Directions for this task: Provide an exact copy of the data, excluding the images.

Material provided:
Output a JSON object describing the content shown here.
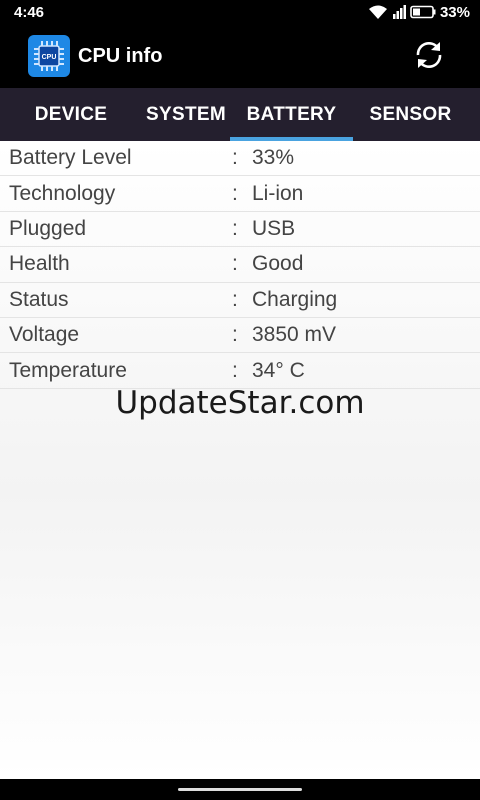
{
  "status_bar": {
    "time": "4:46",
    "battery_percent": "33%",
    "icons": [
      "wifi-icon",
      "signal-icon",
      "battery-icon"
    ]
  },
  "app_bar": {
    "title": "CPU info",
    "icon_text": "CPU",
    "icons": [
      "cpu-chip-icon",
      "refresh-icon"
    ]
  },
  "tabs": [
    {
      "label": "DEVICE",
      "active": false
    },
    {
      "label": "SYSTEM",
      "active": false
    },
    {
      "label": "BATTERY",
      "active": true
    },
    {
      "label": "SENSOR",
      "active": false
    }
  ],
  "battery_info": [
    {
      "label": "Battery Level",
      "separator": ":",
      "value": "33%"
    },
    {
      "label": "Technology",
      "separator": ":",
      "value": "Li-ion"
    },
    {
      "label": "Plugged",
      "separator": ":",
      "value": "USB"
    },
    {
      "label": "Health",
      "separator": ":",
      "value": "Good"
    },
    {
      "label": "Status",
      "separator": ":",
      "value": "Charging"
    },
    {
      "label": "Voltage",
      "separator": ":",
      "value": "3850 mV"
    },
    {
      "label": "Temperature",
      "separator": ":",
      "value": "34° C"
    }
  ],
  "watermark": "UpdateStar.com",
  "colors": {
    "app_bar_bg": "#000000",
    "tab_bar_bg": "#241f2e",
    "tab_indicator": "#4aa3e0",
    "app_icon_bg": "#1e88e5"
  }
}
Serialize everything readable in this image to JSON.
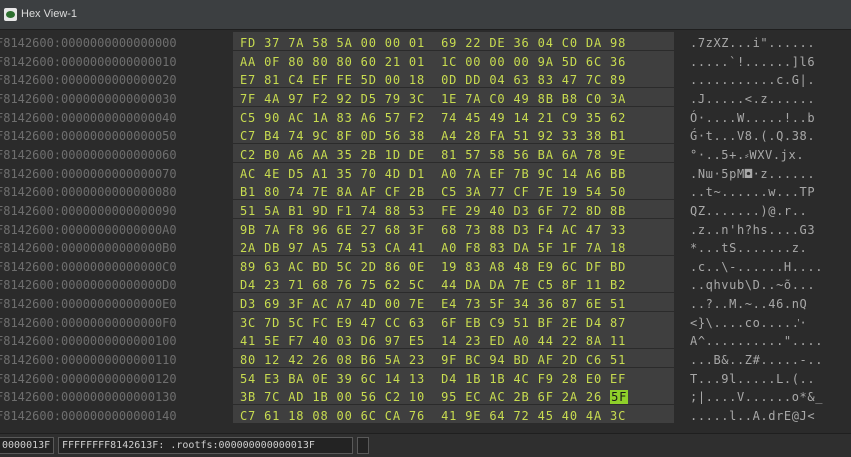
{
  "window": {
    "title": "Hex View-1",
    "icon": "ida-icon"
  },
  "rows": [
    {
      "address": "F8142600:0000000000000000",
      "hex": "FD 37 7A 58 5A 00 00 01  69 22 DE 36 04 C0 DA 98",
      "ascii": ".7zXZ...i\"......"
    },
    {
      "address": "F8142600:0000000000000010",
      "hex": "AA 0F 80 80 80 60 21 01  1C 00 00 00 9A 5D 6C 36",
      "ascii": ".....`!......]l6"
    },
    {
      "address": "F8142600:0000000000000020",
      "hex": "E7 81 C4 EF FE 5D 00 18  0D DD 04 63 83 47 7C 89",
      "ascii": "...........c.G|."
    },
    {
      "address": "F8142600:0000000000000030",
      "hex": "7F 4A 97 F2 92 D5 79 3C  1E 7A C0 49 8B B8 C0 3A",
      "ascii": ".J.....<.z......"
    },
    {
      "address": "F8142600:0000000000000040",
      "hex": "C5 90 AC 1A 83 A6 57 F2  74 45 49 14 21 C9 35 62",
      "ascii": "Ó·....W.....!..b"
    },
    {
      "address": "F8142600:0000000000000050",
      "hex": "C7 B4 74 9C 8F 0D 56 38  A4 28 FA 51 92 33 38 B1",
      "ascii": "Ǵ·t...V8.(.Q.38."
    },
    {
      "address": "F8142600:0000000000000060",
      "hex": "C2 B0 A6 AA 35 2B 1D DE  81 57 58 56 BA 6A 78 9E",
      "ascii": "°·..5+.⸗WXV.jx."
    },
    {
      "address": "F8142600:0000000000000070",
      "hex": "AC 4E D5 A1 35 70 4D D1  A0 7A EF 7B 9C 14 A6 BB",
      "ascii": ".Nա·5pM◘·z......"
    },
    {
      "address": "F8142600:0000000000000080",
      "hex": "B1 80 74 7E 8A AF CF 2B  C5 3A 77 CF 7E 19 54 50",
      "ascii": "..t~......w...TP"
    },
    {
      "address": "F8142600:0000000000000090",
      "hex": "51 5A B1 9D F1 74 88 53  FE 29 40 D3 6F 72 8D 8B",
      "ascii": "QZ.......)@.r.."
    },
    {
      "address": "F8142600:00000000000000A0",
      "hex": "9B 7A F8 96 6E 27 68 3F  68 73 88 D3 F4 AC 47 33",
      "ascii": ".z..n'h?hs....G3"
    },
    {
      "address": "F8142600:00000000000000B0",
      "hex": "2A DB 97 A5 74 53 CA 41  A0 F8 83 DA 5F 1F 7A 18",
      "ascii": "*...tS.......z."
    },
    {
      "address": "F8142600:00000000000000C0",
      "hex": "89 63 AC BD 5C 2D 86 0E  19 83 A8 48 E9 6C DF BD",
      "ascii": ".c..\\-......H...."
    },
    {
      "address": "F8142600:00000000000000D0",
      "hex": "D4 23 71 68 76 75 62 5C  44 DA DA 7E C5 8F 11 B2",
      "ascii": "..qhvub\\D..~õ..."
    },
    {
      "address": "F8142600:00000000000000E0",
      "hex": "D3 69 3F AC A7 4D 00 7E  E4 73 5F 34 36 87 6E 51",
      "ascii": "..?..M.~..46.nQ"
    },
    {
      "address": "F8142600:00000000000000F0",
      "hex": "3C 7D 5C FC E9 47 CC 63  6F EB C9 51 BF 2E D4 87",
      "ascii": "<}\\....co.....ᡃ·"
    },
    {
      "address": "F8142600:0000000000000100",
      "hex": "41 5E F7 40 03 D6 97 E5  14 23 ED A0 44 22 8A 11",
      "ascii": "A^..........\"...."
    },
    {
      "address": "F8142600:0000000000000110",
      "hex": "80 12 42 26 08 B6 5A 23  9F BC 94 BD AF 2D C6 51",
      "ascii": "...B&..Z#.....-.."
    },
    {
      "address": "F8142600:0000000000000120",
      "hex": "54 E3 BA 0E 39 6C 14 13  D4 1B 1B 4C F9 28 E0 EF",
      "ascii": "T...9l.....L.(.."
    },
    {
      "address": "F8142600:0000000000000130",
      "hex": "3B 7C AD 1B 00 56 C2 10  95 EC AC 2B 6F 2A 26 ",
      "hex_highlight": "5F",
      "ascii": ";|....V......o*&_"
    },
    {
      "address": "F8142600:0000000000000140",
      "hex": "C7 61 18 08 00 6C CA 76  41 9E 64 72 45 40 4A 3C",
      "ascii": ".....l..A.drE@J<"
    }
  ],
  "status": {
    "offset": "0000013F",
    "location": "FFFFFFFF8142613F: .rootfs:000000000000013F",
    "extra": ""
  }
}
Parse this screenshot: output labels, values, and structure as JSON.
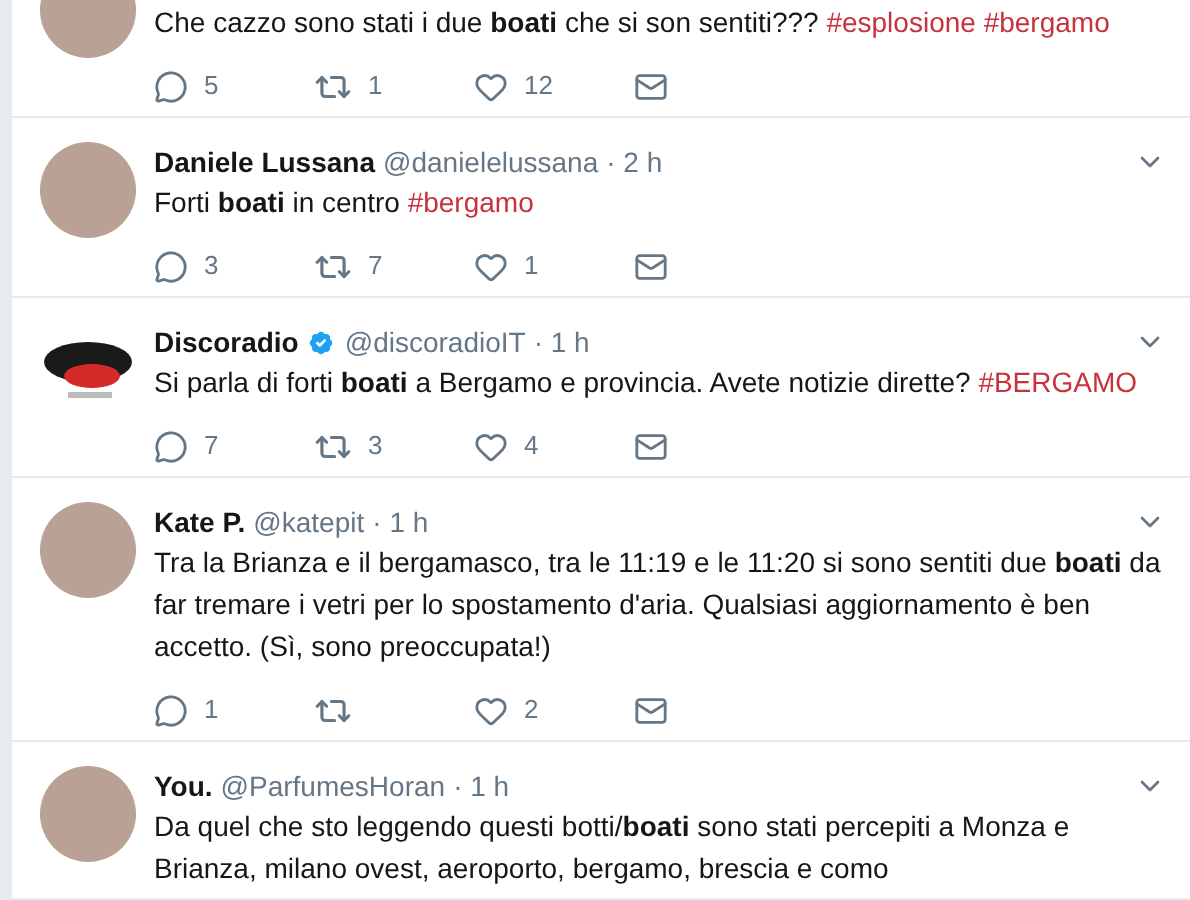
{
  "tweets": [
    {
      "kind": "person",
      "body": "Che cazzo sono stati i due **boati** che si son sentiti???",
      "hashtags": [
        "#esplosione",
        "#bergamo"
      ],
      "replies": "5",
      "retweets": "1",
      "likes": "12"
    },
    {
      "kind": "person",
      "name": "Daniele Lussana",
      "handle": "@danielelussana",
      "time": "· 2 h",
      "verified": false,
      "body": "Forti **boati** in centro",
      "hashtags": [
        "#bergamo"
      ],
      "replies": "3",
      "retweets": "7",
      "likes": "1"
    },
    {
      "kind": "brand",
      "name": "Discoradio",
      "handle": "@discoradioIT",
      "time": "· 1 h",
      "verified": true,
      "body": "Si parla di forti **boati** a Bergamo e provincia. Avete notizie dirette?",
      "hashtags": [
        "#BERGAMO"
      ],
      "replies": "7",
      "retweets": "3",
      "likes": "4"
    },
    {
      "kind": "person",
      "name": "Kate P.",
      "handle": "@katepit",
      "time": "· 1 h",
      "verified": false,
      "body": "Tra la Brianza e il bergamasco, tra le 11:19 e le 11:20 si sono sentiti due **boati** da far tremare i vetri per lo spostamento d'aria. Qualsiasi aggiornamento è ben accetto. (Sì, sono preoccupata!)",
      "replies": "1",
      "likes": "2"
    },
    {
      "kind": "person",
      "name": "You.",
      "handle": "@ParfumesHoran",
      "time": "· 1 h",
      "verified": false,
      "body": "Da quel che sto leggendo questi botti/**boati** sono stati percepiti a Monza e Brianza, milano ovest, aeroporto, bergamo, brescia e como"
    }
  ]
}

Result:
Output a JSON object describing the content shown here.
{
  "status_bar": {
    "time": "4:46",
    "battery_percent": "33%",
    "icons": [
      "wifi-icon",
      "signal-icon",
      "battery-icon"
    ]
  },
  "app_bar": {
    "title": "CPU info",
    "icon_text": "CPU",
    "icons": [
      "cpu-chip-icon",
      "refresh-icon"
    ]
  },
  "tabs": [
    {
      "label": "DEVICE",
      "active": false
    },
    {
      "label": "SYSTEM",
      "active": false
    },
    {
      "label": "BATTERY",
      "active": true
    },
    {
      "label": "SENSOR",
      "active": false
    }
  ],
  "battery_info": [
    {
      "label": "Battery Level",
      "separator": ":",
      "value": "33%"
    },
    {
      "label": "Technology",
      "separator": ":",
      "value": "Li-ion"
    },
    {
      "label": "Plugged",
      "separator": ":",
      "value": "USB"
    },
    {
      "label": "Health",
      "separator": ":",
      "value": "Good"
    },
    {
      "label": "Status",
      "separator": ":",
      "value": "Charging"
    },
    {
      "label": "Voltage",
      "separator": ":",
      "value": "3850 mV"
    },
    {
      "label": "Temperature",
      "separator": ":",
      "value": "34° C"
    }
  ],
  "watermark": "UpdateStar.com",
  "colors": {
    "app_bar_bg": "#000000",
    "tab_bar_bg": "#241f2e",
    "tab_indicator": "#4aa3e0",
    "app_icon_bg": "#1e88e5"
  }
}
Serialize everything readable in this image to JSON.
{
  "window": {
    "title": "Hex View-1",
    "icon": "ida-icon"
  },
  "rows": [
    {
      "address": "F8142600:0000000000000000",
      "hex": "FD 37 7A 58 5A 00 00 01  69 22 DE 36 04 C0 DA 98",
      "ascii": ".7zXZ...i\"......"
    },
    {
      "address": "F8142600:0000000000000010",
      "hex": "AA 0F 80 80 80 60 21 01  1C 00 00 00 9A 5D 6C 36",
      "ascii": ".....`!......]l6"
    },
    {
      "address": "F8142600:0000000000000020",
      "hex": "E7 81 C4 EF FE 5D 00 18  0D DD 04 63 83 47 7C 89",
      "ascii": "...........c.G|."
    },
    {
      "address": "F8142600:0000000000000030",
      "hex": "7F 4A 97 F2 92 D5 79 3C  1E 7A C0 49 8B B8 C0 3A",
      "ascii": ".J.....<.z......"
    },
    {
      "address": "F8142600:0000000000000040",
      "hex": "C5 90 AC 1A 83 A6 57 F2  74 45 49 14 21 C9 35 62",
      "ascii": "Ó·....W.....!..b"
    },
    {
      "address": "F8142600:0000000000000050",
      "hex": "C7 B4 74 9C 8F 0D 56 38  A4 28 FA 51 92 33 38 B1",
      "ascii": "Ǵ·t...V8.(.Q.38."
    },
    {
      "address": "F8142600:0000000000000060",
      "hex": "C2 B0 A6 AA 35 2B 1D DE  81 57 58 56 BA 6A 78 9E",
      "ascii": "°·..5+.⸗WXV.jx."
    },
    {
      "address": "F8142600:0000000000000070",
      "hex": "AC 4E D5 A1 35 70 4D D1  A0 7A EF 7B 9C 14 A6 BB",
      "ascii": ".Nա·5pM◘·z......"
    },
    {
      "address": "F8142600:0000000000000080",
      "hex": "B1 80 74 7E 8A AF CF 2B  C5 3A 77 CF 7E 19 54 50",
      "ascii": "..t~......w...TP"
    },
    {
      "address": "F8142600:0000000000000090",
      "hex": "51 5A B1 9D F1 74 88 53  FE 29 40 D3 6F 72 8D 8B",
      "ascii": "QZ.......)@.r.."
    },
    {
      "address": "F8142600:00000000000000A0",
      "hex": "9B 7A F8 96 6E 27 68 3F  68 73 88 D3 F4 AC 47 33",
      "ascii": ".z..n'h?hs....G3"
    },
    {
      "address": "F8142600:00000000000000B0",
      "hex": "2A DB 97 A5 74 53 CA 41  A0 F8 83 DA 5F 1F 7A 18",
      "ascii": "*...tS.......z."
    },
    {
      "address": "F8142600:00000000000000C0",
      "hex": "89 63 AC BD 5C 2D 86 0E  19 83 A8 48 E9 6C DF BD",
      "ascii": ".c..\\-......H...."
    },
    {
      "address": "F8142600:00000000000000D0",
      "hex": "D4 23 71 68 76 75 62 5C  44 DA DA 7E C5 8F 11 B2",
      "ascii": "..qhvub\\D..~õ..."
    },
    {
      "address": "F8142600:00000000000000E0",
      "hex": "D3 69 3F AC A7 4D 00 7E  E4 73 5F 34 36 87 6E 51",
      "ascii": "..?..M.~..46.nQ"
    },
    {
      "address": "F8142600:00000000000000F0",
      "hex": "3C 7D 5C FC E9 47 CC 63  6F EB C9 51 BF 2E D4 87",
      "ascii": "<}\\....co.....ᡃ·"
    },
    {
      "address": "F8142600:0000000000000100",
      "hex": "41 5E F7 40 03 D6 97 E5  14 23 ED A0 44 22 8A 11",
      "ascii": "A^..........\"...."
    },
    {
      "address": "F8142600:0000000000000110",
      "hex": "80 12 42 26 08 B6 5A 23  9F BC 94 BD AF 2D C6 51",
      "ascii": "...B&..Z#.....-.."
    },
    {
      "address": "F8142600:0000000000000120",
      "hex": "54 E3 BA 0E 39 6C 14 13  D4 1B 1B 4C F9 28 E0 EF",
      "ascii": "T...9l.....L.(.."
    },
    {
      "address": "F8142600:0000000000000130",
      "hex": "3B 7C AD 1B 00 56 C2 10  95 EC AC 2B 6F 2A 26 ",
      "hex_highlight": "5F",
      "ascii": ";|....V......o*&_"
    },
    {
      "address": "F8142600:0000000000000140",
      "hex": "C7 61 18 08 00 6C CA 76  41 9E 64 72 45 40 4A 3C",
      "ascii": ".....l..A.drE@J<"
    }
  ],
  "status": {
    "offset": "0000013F",
    "location": "FFFFFFFF8142613F: .rootfs:000000000000013F",
    "extra": ""
  }
}
Parse this screenshot: output labels, values, and structure as JSON.
{
  "tweets": [
    {
      "kind": "person",
      "body": "Che cazzo sono stati i due **boati** che si son sentiti???",
      "hashtags": [
        "#esplosione",
        "#bergamo"
      ],
      "replies": "5",
      "retweets": "1",
      "likes": "12"
    },
    {
      "kind": "person",
      "name": "Daniele Lussana",
      "handle": "@danielelussana",
      "time": "· 2 h",
      "verified": false,
      "body": "Forti **boati** in centro",
      "hashtags": [
        "#bergamo"
      ],
      "replies": "3",
      "retweets": "7",
      "likes": "1"
    },
    {
      "kind": "brand",
      "name": "Discoradio",
      "handle": "@discoradioIT",
      "time": "· 1 h",
      "verified": true,
      "body": "Si parla di forti **boati** a Bergamo e provincia. Avete notizie dirette?",
      "hashtags": [
        "#BERGAMO"
      ],
      "replies": "7",
      "retweets": "3",
      "likes": "4"
    },
    {
      "kind": "person",
      "name": "Kate P.",
      "handle": "@katepit",
      "time": "· 1 h",
      "verified": false,
      "body": "Tra la Brianza e il bergamasco, tra le 11:19 e le 11:20 si sono sentiti due **boati** da far tremare i vetri per lo spostamento d'aria. Qualsiasi aggiornamento è ben accetto. (Sì, sono preoccupata!)",
      "replies": "1",
      "likes": "2"
    },
    {
      "kind": "person",
      "name": "You.",
      "handle": "@ParfumesHoran",
      "time": "· 1 h",
      "verified": false,
      "body": "Da quel che sto leggendo questi botti/**boati** sono stati percepiti a Monza e Brianza, milano ovest, aeroporto, bergamo, brescia e como"
    }
  ]
}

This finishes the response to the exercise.